GOAL
Write the data out again, exactly as given.

Figure record listings:
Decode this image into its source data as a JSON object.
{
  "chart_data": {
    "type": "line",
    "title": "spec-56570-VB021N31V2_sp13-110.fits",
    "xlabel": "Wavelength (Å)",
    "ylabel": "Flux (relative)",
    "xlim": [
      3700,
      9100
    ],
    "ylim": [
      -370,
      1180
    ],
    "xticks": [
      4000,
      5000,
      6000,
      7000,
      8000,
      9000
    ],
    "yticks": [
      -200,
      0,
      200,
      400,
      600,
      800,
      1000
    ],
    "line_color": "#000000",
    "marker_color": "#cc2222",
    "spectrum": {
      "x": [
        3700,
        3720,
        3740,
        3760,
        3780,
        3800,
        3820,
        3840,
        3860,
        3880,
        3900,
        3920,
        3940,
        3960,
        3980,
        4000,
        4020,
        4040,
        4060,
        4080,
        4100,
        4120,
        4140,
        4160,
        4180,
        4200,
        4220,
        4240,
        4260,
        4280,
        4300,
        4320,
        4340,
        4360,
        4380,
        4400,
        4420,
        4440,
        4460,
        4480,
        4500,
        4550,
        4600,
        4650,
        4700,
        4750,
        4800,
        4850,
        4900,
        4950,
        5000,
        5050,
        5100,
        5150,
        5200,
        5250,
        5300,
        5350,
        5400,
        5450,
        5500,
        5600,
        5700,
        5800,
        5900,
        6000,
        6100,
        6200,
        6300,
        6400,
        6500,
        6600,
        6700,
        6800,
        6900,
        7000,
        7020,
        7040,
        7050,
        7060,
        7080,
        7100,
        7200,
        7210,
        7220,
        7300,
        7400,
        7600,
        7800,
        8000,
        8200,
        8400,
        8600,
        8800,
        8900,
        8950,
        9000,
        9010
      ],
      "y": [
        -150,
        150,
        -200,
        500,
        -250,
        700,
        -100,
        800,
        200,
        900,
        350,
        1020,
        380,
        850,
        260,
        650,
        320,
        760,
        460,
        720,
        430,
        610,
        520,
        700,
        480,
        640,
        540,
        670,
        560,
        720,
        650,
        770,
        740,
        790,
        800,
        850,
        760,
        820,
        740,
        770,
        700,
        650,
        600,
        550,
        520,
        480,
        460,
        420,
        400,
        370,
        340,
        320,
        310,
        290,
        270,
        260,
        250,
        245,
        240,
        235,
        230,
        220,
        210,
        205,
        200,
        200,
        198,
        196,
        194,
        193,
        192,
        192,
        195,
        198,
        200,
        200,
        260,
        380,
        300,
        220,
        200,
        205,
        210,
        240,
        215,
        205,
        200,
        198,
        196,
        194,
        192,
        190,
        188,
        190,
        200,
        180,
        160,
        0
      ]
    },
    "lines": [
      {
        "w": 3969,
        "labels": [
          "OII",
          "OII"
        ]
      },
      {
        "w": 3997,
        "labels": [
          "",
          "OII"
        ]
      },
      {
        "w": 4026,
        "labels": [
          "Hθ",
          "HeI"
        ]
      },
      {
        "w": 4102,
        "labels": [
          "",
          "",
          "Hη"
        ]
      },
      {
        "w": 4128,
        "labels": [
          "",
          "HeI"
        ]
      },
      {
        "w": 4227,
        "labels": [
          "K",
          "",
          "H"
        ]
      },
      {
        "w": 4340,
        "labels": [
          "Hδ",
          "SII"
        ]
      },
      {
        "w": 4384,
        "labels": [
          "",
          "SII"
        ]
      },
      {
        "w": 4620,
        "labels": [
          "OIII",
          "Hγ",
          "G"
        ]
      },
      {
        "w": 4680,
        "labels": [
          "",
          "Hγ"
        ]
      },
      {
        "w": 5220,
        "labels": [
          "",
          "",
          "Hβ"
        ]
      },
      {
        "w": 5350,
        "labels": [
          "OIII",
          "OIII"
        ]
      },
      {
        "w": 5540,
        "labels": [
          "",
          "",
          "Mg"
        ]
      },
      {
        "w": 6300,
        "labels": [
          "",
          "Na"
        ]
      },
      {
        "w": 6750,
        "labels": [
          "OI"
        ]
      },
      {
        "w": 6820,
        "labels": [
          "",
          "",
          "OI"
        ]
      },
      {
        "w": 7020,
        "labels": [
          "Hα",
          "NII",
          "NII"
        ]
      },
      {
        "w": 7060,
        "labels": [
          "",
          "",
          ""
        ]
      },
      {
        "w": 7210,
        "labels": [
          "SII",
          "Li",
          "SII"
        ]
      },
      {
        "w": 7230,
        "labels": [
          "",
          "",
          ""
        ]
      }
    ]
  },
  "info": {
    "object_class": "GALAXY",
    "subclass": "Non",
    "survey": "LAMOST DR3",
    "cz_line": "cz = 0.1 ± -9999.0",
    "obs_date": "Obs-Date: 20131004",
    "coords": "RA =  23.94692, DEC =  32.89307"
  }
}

THE RESULT
Decode this image into its source data as a JSON object.
{
  "chart_data": {
    "type": "line",
    "title": "spec-56570-VB021N31V2_sp13-110.fits",
    "xlabel": "Wavelength (Å)",
    "ylabel": "Flux (relative)",
    "xlim": [
      3700,
      9100
    ],
    "ylim": [
      -370,
      1180
    ],
    "xticks": [
      4000,
      5000,
      6000,
      7000,
      8000,
      9000
    ],
    "yticks": [
      -200,
      0,
      200,
      400,
      600,
      800,
      1000
    ],
    "line_color": "#000000",
    "marker_color": "#cc2222",
    "spectrum": {
      "x": [
        3700,
        3720,
        3740,
        3760,
        3780,
        3800,
        3820,
        3840,
        3860,
        3880,
        3900,
        3920,
        3940,
        3960,
        3980,
        4000,
        4020,
        4040,
        4060,
        4080,
        4100,
        4120,
        4140,
        4160,
        4180,
        4200,
        4220,
        4240,
        4260,
        4280,
        4300,
        4320,
        4340,
        4360,
        4380,
        4400,
        4420,
        4440,
        4460,
        4480,
        4500,
        4550,
        4600,
        4650,
        4700,
        4750,
        4800,
        4850,
        4900,
        4950,
        5000,
        5050,
        5100,
        5150,
        5200,
        5250,
        5300,
        5350,
        5400,
        5450,
        5500,
        5600,
        5700,
        5800,
        5900,
        6000,
        6100,
        6200,
        6300,
        6400,
        6500,
        6600,
        6700,
        6800,
        6900,
        7000,
        7020,
        7040,
        7050,
        7060,
        7080,
        7100,
        7200,
        7210,
        7220,
        7300,
        7400,
        7600,
        7800,
        8000,
        8200,
        8400,
        8600,
        8800,
        8900,
        8950,
        9000,
        9010
      ],
      "y": [
        -150,
        150,
        -200,
        500,
        -250,
        700,
        -100,
        800,
        200,
        900,
        350,
        1020,
        380,
        850,
        260,
        650,
        320,
        760,
        460,
        720,
        430,
        610,
        520,
        700,
        480,
        640,
        540,
        670,
        560,
        720,
        650,
        770,
        740,
        790,
        800,
        850,
        760,
        820,
        740,
        770,
        700,
        650,
        600,
        550,
        520,
        480,
        460,
        420,
        400,
        370,
        340,
        320,
        310,
        290,
        270,
        260,
        250,
        245,
        240,
        235,
        230,
        220,
        210,
        205,
        200,
        200,
        198,
        196,
        194,
        193,
        192,
        192,
        195,
        198,
        200,
        200,
        260,
        380,
        300,
        220,
        200,
        205,
        210,
        240,
        215,
        205,
        200,
        198,
        196,
        194,
        192,
        190,
        188,
        190,
        200,
        180,
        160,
        0
      ]
    },
    "lines": [
      {
        "w": 3969,
        "labels": [
          "OII",
          "OII"
        ]
      },
      {
        "w": 3997,
        "labels": [
          "",
          "OII"
        ]
      },
      {
        "w": 4026,
        "labels": [
          "Hθ",
          "HeI"
        ]
      },
      {
        "w": 4102,
        "labels": [
          "",
          "",
          "Hη"
        ]
      },
      {
        "w": 4128,
        "labels": [
          "",
          "HeI"
        ]
      },
      {
        "w": 4227,
        "labels": [
          "K",
          "",
          "H"
        ]
      },
      {
        "w": 4340,
        "labels": [
          "Hδ",
          "SII"
        ]
      },
      {
        "w": 4384,
        "labels": [
          "",
          "SII"
        ]
      },
      {
        "w": 4620,
        "labels": [
          "OIII",
          "Hγ",
          "G"
        ]
      },
      {
        "w": 4680,
        "labels": [
          "",
          "Hγ"
        ]
      },
      {
        "w": 5220,
        "labels": [
          "",
          "",
          "Hβ"
        ]
      },
      {
        "w": 5350,
        "labels": [
          "OIII",
          "OIII"
        ]
      },
      {
        "w": 5540,
        "labels": [
          "",
          "",
          "Mg"
        ]
      },
      {
        "w": 6300,
        "labels": [
          "",
          "Na"
        ]
      },
      {
        "w": 6750,
        "labels": [
          "OI"
        ]
      },
      {
        "w": 6820,
        "labels": [
          "",
          "",
          "OI"
        ]
      },
      {
        "w": 7020,
        "labels": [
          "Hα",
          "NII",
          "NII"
        ]
      },
      {
        "w": 7060,
        "labels": [
          "",
          "",
          ""
        ]
      },
      {
        "w": 7210,
        "labels": [
          "SII",
          "Li",
          "SII"
        ]
      },
      {
        "w": 7230,
        "labels": [
          "",
          "",
          ""
        ]
      }
    ]
  },
  "info": {
    "object_class": "GALAXY",
    "subclass": "Non",
    "survey": "LAMOST DR3",
    "cz_line": "cz = 0.1 ± -9999.0",
    "obs_date": "Obs-Date: 20131004",
    "coords": "RA =  23.94692, DEC =  32.89307"
  }
}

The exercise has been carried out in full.